** GIVEN PROBLEM **
Reproduce the material in full, exactly as written.

[Source data]

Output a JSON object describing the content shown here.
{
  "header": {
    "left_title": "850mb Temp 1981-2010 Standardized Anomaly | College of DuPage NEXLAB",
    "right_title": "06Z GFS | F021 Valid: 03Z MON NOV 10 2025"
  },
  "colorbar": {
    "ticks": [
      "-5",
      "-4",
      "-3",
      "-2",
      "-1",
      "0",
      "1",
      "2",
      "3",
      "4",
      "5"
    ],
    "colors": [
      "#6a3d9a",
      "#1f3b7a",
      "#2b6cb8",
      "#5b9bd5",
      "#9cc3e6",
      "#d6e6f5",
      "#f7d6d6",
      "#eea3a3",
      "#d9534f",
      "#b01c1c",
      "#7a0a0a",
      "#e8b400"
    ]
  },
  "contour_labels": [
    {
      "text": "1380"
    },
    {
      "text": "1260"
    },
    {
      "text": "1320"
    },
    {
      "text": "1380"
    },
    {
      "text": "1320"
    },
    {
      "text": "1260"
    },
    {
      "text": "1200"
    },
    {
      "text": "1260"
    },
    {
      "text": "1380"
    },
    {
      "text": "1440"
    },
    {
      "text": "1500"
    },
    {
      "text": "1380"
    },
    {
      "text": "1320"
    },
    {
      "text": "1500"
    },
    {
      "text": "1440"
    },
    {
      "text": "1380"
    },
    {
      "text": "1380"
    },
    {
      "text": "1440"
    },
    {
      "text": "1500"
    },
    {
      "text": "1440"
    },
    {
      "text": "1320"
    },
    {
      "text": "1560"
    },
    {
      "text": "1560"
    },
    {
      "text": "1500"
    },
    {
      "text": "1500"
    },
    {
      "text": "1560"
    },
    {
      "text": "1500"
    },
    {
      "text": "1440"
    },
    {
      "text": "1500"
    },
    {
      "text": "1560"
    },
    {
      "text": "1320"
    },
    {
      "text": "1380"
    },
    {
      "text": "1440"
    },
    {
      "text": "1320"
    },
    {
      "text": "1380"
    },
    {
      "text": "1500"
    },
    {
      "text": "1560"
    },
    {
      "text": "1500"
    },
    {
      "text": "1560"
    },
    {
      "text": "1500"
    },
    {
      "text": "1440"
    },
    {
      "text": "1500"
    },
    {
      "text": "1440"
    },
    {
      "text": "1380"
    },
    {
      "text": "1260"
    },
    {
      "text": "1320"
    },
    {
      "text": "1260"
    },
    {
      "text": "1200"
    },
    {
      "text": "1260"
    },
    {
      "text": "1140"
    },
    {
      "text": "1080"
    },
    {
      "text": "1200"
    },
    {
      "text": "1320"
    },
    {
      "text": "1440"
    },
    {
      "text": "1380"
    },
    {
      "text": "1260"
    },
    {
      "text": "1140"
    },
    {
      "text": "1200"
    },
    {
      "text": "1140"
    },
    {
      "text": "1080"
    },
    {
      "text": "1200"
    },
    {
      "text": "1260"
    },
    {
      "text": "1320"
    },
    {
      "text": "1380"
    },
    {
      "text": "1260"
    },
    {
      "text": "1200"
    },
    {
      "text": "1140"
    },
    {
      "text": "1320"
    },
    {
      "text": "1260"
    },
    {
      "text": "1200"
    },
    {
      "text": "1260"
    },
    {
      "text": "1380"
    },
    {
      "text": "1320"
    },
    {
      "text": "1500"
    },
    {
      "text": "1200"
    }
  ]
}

** COMPLETED EXERCISE **
Output a JSON object describing the content shown here.
{
  "header": {
    "left_title": "850mb Temp 1981-2010 Standardized Anomaly | College of DuPage NEXLAB",
    "right_title": "06Z GFS | F021 Valid: 03Z MON NOV 10 2025"
  },
  "colorbar": {
    "ticks": [
      "-5",
      "-4",
      "-3",
      "-2",
      "-1",
      "0",
      "1",
      "2",
      "3",
      "4",
      "5"
    ],
    "colors": [
      "#6a3d9a",
      "#1f3b7a",
      "#2b6cb8",
      "#5b9bd5",
      "#9cc3e6",
      "#d6e6f5",
      "#f7d6d6",
      "#eea3a3",
      "#d9534f",
      "#b01c1c",
      "#7a0a0a",
      "#e8b400"
    ]
  },
  "contour_labels": [
    {
      "text": "1380"
    },
    {
      "text": "1260"
    },
    {
      "text": "1320"
    },
    {
      "text": "1380"
    },
    {
      "text": "1320"
    },
    {
      "text": "1260"
    },
    {
      "text": "1200"
    },
    {
      "text": "1260"
    },
    {
      "text": "1380"
    },
    {
      "text": "1440"
    },
    {
      "text": "1500"
    },
    {
      "text": "1380"
    },
    {
      "text": "1320"
    },
    {
      "text": "1500"
    },
    {
      "text": "1440"
    },
    {
      "text": "1380"
    },
    {
      "text": "1380"
    },
    {
      "text": "1440"
    },
    {
      "text": "1500"
    },
    {
      "text": "1440"
    },
    {
      "text": "1320"
    },
    {
      "text": "1560"
    },
    {
      "text": "1560"
    },
    {
      "text": "1500"
    },
    {
      "text": "1500"
    },
    {
      "text": "1560"
    },
    {
      "text": "1500"
    },
    {
      "text": "1440"
    },
    {
      "text": "1500"
    },
    {
      "text": "1560"
    },
    {
      "text": "1320"
    },
    {
      "text": "1380"
    },
    {
      "text": "1440"
    },
    {
      "text": "1320"
    },
    {
      "text": "1380"
    },
    {
      "text": "1500"
    },
    {
      "text": "1560"
    },
    {
      "text": "1500"
    },
    {
      "text": "1560"
    },
    {
      "text": "1500"
    },
    {
      "text": "1440"
    },
    {
      "text": "1500"
    },
    {
      "text": "1440"
    },
    {
      "text": "1380"
    },
    {
      "text": "1260"
    },
    {
      "text": "1320"
    },
    {
      "text": "1260"
    },
    {
      "text": "1200"
    },
    {
      "text": "1260"
    },
    {
      "text": "1140"
    },
    {
      "text": "1080"
    },
    {
      "text": "1200"
    },
    {
      "text": "1320"
    },
    {
      "text": "1440"
    },
    {
      "text": "1380"
    },
    {
      "text": "1260"
    },
    {
      "text": "1140"
    },
    {
      "text": "1200"
    },
    {
      "text": "1140"
    },
    {
      "text": "1080"
    },
    {
      "text": "1200"
    },
    {
      "text": "1260"
    },
    {
      "text": "1320"
    },
    {
      "text": "1380"
    },
    {
      "text": "1260"
    },
    {
      "text": "1200"
    },
    {
      "text": "1140"
    },
    {
      "text": "1320"
    },
    {
      "text": "1260"
    },
    {
      "text": "1200"
    },
    {
      "text": "1260"
    },
    {
      "text": "1380"
    },
    {
      "text": "1320"
    },
    {
      "text": "1500"
    },
    {
      "text": "1200"
    }
  ]
}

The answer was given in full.